-- Begin Extracted material --
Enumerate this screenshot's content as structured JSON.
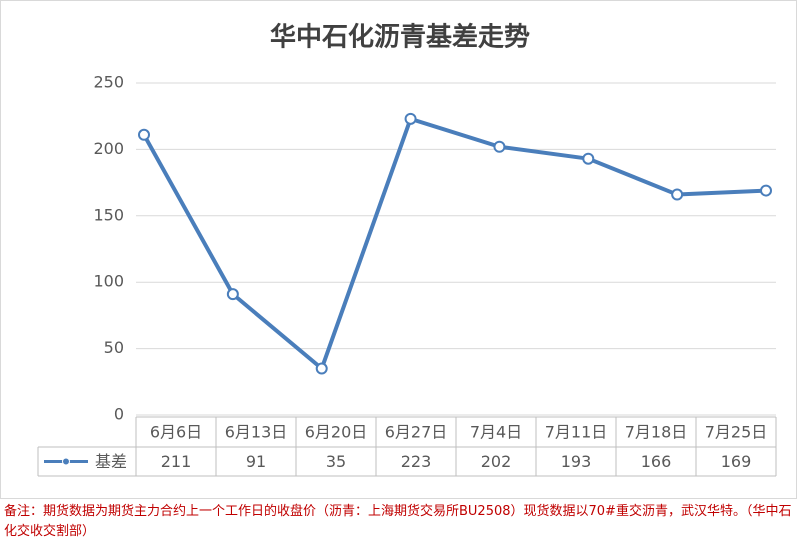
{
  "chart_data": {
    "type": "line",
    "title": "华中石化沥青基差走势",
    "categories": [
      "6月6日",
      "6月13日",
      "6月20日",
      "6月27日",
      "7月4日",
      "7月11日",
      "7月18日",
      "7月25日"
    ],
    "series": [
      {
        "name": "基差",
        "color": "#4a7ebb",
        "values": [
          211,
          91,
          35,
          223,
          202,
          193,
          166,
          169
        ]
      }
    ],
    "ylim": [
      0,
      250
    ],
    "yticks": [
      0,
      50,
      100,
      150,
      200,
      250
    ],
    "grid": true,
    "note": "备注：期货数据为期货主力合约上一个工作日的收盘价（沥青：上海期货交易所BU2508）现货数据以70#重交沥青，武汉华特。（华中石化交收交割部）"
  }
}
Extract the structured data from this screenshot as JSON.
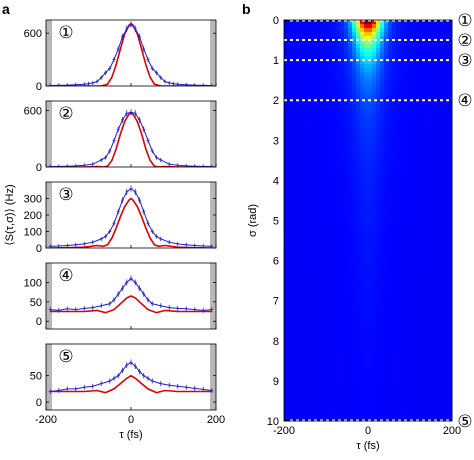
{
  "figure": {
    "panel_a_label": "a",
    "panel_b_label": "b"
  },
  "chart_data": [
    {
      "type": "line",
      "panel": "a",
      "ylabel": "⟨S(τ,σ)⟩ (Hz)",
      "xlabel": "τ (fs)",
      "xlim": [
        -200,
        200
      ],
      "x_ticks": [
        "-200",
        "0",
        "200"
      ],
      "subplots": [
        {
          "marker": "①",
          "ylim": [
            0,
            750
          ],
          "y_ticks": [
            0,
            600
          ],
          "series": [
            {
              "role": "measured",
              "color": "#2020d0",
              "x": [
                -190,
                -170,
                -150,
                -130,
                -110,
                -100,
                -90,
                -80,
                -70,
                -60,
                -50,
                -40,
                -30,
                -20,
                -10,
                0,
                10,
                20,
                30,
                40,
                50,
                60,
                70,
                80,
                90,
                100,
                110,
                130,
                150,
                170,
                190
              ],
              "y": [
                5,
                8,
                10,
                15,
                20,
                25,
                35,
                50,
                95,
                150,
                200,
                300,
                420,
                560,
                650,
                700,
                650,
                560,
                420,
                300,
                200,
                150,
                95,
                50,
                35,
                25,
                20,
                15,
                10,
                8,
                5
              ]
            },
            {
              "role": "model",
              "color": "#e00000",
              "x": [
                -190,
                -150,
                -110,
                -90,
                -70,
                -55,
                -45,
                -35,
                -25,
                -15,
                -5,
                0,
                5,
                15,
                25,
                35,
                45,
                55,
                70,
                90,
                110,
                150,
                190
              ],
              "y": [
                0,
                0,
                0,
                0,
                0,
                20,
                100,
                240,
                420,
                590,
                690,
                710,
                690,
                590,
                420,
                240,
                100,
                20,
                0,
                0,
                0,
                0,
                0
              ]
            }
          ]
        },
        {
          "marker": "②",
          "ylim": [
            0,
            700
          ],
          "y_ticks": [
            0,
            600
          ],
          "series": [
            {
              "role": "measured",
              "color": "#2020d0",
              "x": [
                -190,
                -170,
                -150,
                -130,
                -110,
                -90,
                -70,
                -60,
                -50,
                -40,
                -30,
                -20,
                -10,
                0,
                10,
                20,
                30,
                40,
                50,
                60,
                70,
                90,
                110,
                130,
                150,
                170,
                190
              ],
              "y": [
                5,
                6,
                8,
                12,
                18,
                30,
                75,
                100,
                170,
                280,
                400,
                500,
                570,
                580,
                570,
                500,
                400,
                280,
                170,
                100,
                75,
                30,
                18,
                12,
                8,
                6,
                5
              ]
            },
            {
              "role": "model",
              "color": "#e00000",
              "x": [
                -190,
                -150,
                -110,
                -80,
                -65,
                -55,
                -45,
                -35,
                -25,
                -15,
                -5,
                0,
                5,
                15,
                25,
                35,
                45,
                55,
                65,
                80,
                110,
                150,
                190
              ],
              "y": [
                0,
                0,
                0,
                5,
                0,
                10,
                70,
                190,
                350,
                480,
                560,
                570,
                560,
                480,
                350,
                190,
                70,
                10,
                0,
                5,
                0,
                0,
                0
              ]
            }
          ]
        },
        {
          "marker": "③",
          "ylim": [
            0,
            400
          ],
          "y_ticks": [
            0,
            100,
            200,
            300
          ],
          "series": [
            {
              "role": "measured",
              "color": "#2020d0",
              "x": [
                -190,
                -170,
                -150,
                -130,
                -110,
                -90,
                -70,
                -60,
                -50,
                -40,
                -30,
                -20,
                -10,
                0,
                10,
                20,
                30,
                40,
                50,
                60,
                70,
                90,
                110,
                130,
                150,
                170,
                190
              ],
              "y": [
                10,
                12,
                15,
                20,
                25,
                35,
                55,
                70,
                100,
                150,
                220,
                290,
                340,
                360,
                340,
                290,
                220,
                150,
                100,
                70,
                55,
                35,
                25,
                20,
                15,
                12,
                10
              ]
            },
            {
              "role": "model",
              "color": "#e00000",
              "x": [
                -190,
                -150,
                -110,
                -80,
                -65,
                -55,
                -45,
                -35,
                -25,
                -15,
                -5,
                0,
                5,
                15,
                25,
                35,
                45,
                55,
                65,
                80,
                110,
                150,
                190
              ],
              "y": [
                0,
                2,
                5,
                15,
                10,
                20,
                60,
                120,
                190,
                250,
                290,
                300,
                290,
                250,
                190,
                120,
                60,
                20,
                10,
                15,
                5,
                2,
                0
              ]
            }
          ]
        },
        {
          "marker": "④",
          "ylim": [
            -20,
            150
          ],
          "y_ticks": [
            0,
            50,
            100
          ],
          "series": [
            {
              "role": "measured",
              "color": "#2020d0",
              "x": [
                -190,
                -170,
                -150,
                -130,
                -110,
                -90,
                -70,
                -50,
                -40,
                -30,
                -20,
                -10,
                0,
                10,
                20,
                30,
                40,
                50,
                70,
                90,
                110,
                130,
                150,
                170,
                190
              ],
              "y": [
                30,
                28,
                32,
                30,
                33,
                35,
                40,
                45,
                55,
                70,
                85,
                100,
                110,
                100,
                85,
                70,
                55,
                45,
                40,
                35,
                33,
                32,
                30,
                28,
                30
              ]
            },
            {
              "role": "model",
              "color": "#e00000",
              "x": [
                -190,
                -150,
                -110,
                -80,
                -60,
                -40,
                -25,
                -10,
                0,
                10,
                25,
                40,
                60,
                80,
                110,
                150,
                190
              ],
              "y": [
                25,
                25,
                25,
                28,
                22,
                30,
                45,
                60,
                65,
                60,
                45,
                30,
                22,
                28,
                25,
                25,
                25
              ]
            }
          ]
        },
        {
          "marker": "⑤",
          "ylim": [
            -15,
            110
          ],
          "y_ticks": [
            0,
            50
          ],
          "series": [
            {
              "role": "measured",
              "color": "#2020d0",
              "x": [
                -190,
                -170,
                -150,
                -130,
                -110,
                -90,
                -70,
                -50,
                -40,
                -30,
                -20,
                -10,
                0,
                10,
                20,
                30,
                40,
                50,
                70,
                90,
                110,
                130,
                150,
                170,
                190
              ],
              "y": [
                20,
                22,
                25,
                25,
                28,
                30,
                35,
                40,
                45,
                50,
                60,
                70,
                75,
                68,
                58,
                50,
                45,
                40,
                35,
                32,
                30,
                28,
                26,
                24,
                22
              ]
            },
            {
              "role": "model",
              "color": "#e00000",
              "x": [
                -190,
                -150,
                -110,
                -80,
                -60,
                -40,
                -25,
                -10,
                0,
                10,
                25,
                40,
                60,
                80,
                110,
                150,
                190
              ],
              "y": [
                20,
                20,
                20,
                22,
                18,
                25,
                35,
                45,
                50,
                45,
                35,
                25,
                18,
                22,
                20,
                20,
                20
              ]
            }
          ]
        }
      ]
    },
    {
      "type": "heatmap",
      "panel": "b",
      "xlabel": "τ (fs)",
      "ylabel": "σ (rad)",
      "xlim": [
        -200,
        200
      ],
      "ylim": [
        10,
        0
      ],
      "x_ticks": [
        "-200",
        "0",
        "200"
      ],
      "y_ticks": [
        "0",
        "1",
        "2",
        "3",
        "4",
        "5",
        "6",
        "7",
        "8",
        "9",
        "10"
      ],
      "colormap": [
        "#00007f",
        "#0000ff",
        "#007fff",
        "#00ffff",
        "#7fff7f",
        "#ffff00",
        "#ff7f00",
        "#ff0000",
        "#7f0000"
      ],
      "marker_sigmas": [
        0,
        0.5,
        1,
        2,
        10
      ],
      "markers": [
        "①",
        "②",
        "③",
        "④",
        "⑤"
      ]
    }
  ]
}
-- End Extracted material --
→ **Task prompt**: Pick out lines containing the word "structured", each one as written.

→ **The output**:
Enumerate this screenshot's content as structured JSON.
Extract the structured data from this screenshot as JSON.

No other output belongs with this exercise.